* [Exercise requirements]: Can you reproduce every line of the records below verbatim, omitting the pictures?

* [Provided records]:
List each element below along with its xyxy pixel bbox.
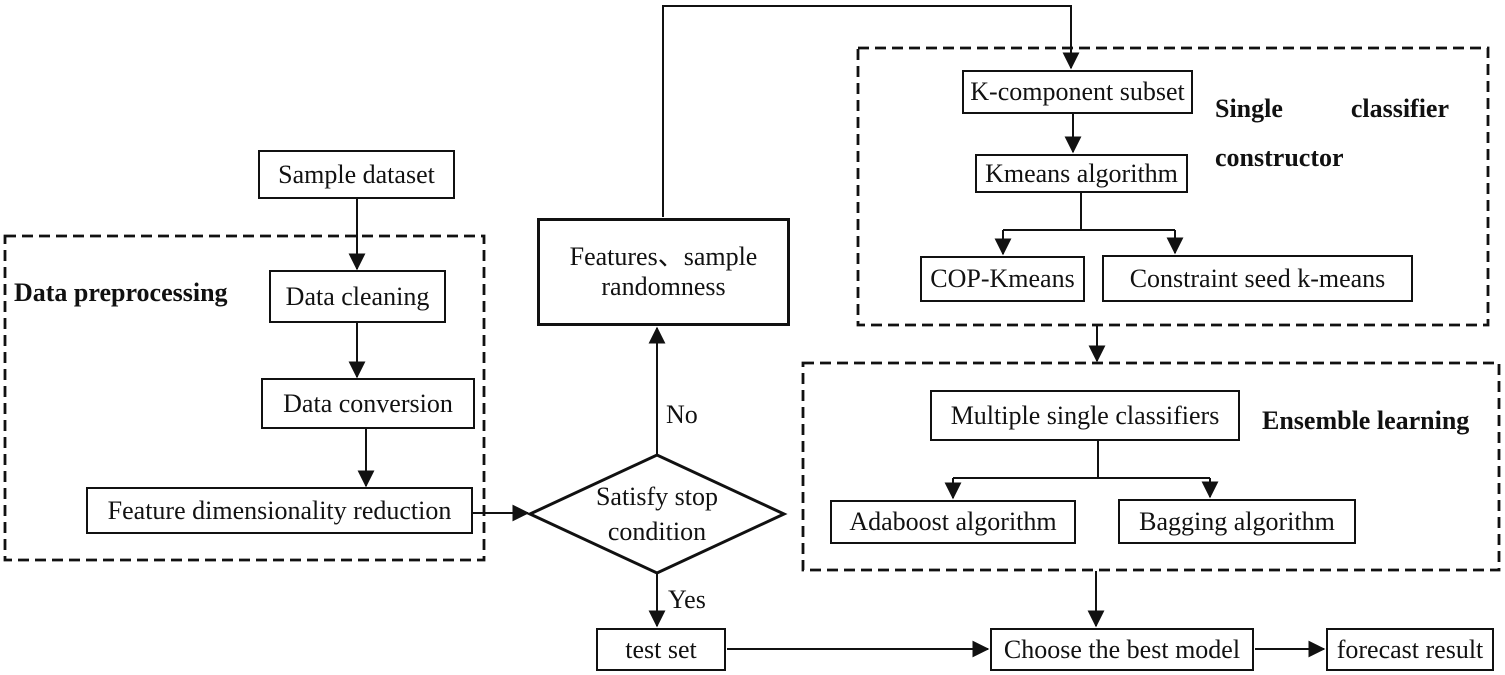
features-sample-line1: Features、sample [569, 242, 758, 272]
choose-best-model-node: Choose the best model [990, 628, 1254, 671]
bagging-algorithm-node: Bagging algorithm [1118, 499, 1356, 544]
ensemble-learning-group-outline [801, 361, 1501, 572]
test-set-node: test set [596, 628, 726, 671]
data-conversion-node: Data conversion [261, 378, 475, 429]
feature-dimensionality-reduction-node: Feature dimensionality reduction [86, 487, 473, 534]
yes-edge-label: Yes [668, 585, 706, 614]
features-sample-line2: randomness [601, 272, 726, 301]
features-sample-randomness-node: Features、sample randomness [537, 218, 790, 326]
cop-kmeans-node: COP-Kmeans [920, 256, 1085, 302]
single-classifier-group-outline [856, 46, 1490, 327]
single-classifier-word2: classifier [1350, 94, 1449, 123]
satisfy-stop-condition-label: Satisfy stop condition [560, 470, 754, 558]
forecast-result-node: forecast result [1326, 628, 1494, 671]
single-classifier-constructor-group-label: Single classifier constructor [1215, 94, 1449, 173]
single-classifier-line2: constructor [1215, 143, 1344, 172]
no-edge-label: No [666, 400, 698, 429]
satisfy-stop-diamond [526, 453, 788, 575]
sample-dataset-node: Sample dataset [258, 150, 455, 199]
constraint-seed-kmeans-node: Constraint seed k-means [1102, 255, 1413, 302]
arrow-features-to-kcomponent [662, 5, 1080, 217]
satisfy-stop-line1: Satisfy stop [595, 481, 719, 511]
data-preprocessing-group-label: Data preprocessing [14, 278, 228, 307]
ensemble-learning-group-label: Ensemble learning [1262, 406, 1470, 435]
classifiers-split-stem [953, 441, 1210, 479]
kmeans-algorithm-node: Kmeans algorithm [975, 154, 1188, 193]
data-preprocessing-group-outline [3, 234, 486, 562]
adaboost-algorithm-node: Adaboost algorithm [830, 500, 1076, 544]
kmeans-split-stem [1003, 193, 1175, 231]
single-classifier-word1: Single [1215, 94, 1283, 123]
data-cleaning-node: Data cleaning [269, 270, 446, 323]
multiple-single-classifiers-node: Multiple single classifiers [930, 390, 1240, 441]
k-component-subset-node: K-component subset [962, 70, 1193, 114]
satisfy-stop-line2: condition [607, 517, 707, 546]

* [Expected output]:
List each element below along with its xyxy pixel bbox.
features-sample-line1: Features、sample [569, 242, 758, 272]
choose-best-model-node: Choose the best model [990, 628, 1254, 671]
bagging-algorithm-node: Bagging algorithm [1118, 499, 1356, 544]
ensemble-learning-group-outline [801, 361, 1501, 572]
test-set-node: test set [596, 628, 726, 671]
data-conversion-node: Data conversion [261, 378, 475, 429]
feature-dimensionality-reduction-node: Feature dimensionality reduction [86, 487, 473, 534]
yes-edge-label: Yes [668, 585, 706, 614]
features-sample-line2: randomness [601, 272, 726, 301]
features-sample-randomness-node: Features、sample randomness [537, 218, 790, 326]
cop-kmeans-node: COP-Kmeans [920, 256, 1085, 302]
single-classifier-group-outline [856, 46, 1490, 327]
single-classifier-word2: classifier [1350, 94, 1449, 123]
satisfy-stop-condition-label: Satisfy stop condition [560, 470, 754, 558]
forecast-result-node: forecast result [1326, 628, 1494, 671]
single-classifier-constructor-group-label: Single classifier constructor [1215, 94, 1449, 173]
single-classifier-line2: constructor [1215, 143, 1344, 172]
no-edge-label: No [666, 400, 698, 429]
satisfy-stop-diamond [526, 453, 788, 575]
sample-dataset-node: Sample dataset [258, 150, 455, 199]
constraint-seed-kmeans-node: Constraint seed k-means [1102, 255, 1413, 302]
arrow-features-to-kcomponent [662, 5, 1080, 217]
satisfy-stop-line1: Satisfy stop [595, 481, 719, 511]
data-preprocessing-group-label: Data preprocessing [14, 278, 228, 307]
ensemble-learning-group-label: Ensemble learning [1262, 406, 1470, 435]
classifiers-split-stem [953, 441, 1210, 479]
kmeans-algorithm-node: Kmeans algorithm [975, 154, 1188, 193]
data-preprocessing-group-outline [3, 234, 486, 562]
adaboost-algorithm-node: Adaboost algorithm [830, 500, 1076, 544]
kmeans-split-stem [1003, 193, 1175, 231]
single-classifier-word1: Single [1215, 94, 1283, 123]
data-cleaning-node: Data cleaning [269, 270, 446, 323]
multiple-single-classifiers-node: Multiple single classifiers [930, 390, 1240, 441]
k-component-subset-node: K-component subset [962, 70, 1193, 114]
satisfy-stop-line2: condition [607, 517, 707, 546]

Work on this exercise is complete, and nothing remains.